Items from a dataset
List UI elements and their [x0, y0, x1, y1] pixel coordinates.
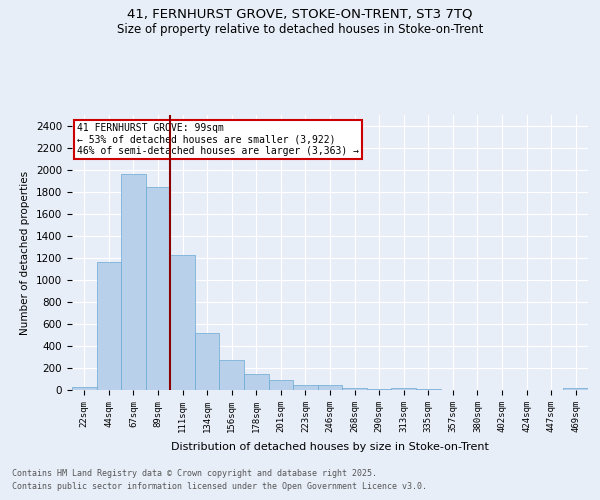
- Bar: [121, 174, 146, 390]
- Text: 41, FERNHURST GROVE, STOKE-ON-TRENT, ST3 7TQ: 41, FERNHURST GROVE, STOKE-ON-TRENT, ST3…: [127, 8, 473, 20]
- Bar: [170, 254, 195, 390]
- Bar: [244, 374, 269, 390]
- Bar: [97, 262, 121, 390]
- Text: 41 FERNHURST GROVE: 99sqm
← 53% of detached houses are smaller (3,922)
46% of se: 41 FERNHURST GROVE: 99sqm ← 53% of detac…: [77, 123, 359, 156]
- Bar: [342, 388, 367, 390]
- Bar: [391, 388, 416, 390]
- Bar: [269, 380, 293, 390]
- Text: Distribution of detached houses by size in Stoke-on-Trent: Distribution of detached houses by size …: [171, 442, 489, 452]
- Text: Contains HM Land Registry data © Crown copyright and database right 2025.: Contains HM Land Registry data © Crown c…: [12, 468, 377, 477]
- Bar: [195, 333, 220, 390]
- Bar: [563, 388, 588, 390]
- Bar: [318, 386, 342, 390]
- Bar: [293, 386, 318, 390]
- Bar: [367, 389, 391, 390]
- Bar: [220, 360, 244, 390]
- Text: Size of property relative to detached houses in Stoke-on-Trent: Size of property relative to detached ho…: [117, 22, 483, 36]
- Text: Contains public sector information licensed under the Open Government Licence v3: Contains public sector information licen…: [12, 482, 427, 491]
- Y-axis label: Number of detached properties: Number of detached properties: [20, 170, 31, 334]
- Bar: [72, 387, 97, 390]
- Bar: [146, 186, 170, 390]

**GOAL:** Pick out every line in the items above that contains the word "Text", and copy each of those lines.

**REPLY TO THE TASK:**
- Text: 41, FERNHURST GROVE, STOKE-ON-TRENT, ST3 7TQ: 41, FERNHURST GROVE, STOKE-ON-TRENT, ST3…: [127, 8, 473, 20]
- Text: 41 FERNHURST GROVE: 99sqm
- Text: Distribution of detached houses by size in Stoke-on-Trent: Distribution of detached houses by size …: [171, 442, 489, 452]
- Text: Contains HM Land Registry data © Crown copyright and database right 2025.: Contains HM Land Registry data © Crown c…: [12, 468, 377, 477]
- Text: Size of property relative to detached houses in Stoke-on-Trent: Size of property relative to detached ho…: [117, 22, 483, 36]
- Text: Contains public sector information licensed under the Open Government Licence v3: Contains public sector information licen…: [12, 482, 427, 491]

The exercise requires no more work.